___ Page ___
Net interest income is computed by subtracting total interest expense from total interest income. Fluctuations in net interest income can result from the changes in the volumes of assets and liabilities as well as changes in interest rates. Net interest income for the first quarter of 2005 has been adversely affected by the rising market interest rate environment as interest-bearing liabilities have re-priced faster than have interest-earning assets. The Company’s net interest income for the quarter ended March 31, 2005 decreased $129,000 or 2 percent to $6,289,000 from $6,418,000 for the three months ended March 31, 2004. Total interest income was $46,000 greater in the first quarter of 2005 compared with the same period in 2004 primarily due to an increase in the volume and yields on loans and an increase in the volume on loan pool participations. The increase in interest income was partially offset by lower interest income generated through decreased volume and yields on investment securities and lower yields on loan pool participations. Total interest expense for the first quarter of 2005 increased $175,000 or 5 percent compared with the same period in 2004 due to increased volumes and a higher cost of funds, reflecting the interest rate environment. The Company’s net interest margin on a federal tax-equivalent basis for the first quarter of 2005 decreased to 4.31 percent from 4.52 percent in the first quarter of 2004. Net interest margin is a measure of the net return on interest-earning assets and is computed by dividing annualized net interest income by the average of total interest-earning assets for the period. The Company’s overall yield on earning assets declined to 6.67 percent for the first quarter of 2005 compared with 6.82 percent for the first quarter of 2004. The rate on interest-bearing liabilities increased in the first quarter of 2005 to 2.61 percent compared to 2.56 percent for the first quarter of 2004.
___
# Written task 1
Answer these from the passage on net interest income, one answer per line, marked the same way:
(a) By how much did net interest income fall for the quarter ended March 31, 2005, and to what amount?
(b) What was the net interest margin on a federal tax-equivalent basis in the first quarter of 2005 and in the first quarter of 2004?
(c) What was the rate on interest-bearing liabilities in the first quarter of 2005?
___ Material for this exercise ___
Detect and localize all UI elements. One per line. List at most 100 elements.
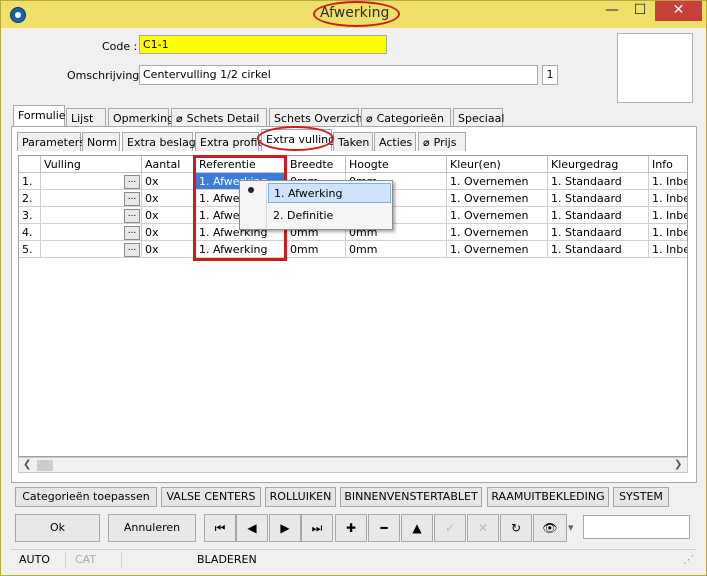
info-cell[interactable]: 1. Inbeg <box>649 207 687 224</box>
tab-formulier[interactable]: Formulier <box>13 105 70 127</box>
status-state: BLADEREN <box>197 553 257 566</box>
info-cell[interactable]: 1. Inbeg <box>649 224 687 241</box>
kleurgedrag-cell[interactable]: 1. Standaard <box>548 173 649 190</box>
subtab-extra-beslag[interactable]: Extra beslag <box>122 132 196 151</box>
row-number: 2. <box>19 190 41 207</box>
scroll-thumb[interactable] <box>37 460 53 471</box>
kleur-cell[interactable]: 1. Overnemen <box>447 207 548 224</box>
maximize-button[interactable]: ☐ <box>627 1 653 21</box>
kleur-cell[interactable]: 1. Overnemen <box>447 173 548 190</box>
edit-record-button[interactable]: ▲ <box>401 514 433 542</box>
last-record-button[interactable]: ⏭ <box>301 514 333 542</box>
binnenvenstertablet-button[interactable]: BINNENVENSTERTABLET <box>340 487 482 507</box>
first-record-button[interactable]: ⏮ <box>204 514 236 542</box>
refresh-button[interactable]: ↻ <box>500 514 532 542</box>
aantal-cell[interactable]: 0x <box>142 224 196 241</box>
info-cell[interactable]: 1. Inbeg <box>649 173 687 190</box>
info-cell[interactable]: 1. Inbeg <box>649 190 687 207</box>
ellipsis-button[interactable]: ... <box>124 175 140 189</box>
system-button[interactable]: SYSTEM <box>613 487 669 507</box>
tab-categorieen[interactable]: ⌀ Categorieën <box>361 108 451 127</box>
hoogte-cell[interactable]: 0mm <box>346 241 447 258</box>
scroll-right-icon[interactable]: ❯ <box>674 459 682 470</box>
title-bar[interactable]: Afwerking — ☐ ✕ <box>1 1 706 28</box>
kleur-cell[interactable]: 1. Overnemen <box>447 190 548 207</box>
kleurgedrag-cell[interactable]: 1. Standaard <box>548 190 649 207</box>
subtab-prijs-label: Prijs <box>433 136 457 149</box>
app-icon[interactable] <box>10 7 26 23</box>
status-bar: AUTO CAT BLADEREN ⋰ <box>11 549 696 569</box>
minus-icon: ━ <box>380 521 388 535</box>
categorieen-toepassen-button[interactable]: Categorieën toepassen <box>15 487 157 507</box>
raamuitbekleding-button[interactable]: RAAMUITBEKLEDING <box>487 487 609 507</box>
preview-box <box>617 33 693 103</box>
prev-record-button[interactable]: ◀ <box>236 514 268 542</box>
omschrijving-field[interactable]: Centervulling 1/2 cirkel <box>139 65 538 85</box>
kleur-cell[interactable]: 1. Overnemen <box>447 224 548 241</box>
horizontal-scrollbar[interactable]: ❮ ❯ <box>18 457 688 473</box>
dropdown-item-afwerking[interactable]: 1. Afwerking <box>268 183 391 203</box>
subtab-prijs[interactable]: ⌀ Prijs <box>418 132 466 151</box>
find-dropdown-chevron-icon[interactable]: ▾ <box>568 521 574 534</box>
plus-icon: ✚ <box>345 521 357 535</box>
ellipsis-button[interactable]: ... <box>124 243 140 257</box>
___
# Written task 2
In the entries, take everything from the line containing "info-cell[interactable]: 1. Inbeg <box>649 207" down to the line containing "edit-record-button[interactable]: ▲ <box>401" and rewrite it with "Overnemen" changed to "Aanpassen" wherever it appears. Give back only those lines, with nothing else altered.

# Task response 1
(a) It fell $129,000, or 2 percent, to $6,289,000.
(b) It was 4.31 percent in 2005 and 4.52 percent in 2004.
(c) 2.61 percent.

# Task response 2
info-cell[interactable]: 1. Inbeg <box>649 207 687 224</box>
tab-formulier[interactable]: Formulier <box>13 105 70 127</box>
status-state: BLADEREN <box>197 553 257 566</box>
info-cell[interactable]: 1. Inbeg <box>649 224 687 241</box>
kleurgedrag-cell[interactable]: 1. Standaard <box>548 173 649 190</box>
subtab-extra-beslag[interactable]: Extra beslag <box>122 132 196 151</box>
row-number: 2. <box>19 190 41 207</box>
scroll-thumb[interactable] <box>37 460 53 471</box>
kleur-cell[interactable]: 1. Aanpassen <box>447 207 548 224</box>
maximize-button[interactable]: ☐ <box>627 1 653 21</box>
kleur-cell[interactable]: 1. Aanpassen <box>447 173 548 190</box>
edit-record-button[interactable]: ▲ <box>401 514 433 542</box>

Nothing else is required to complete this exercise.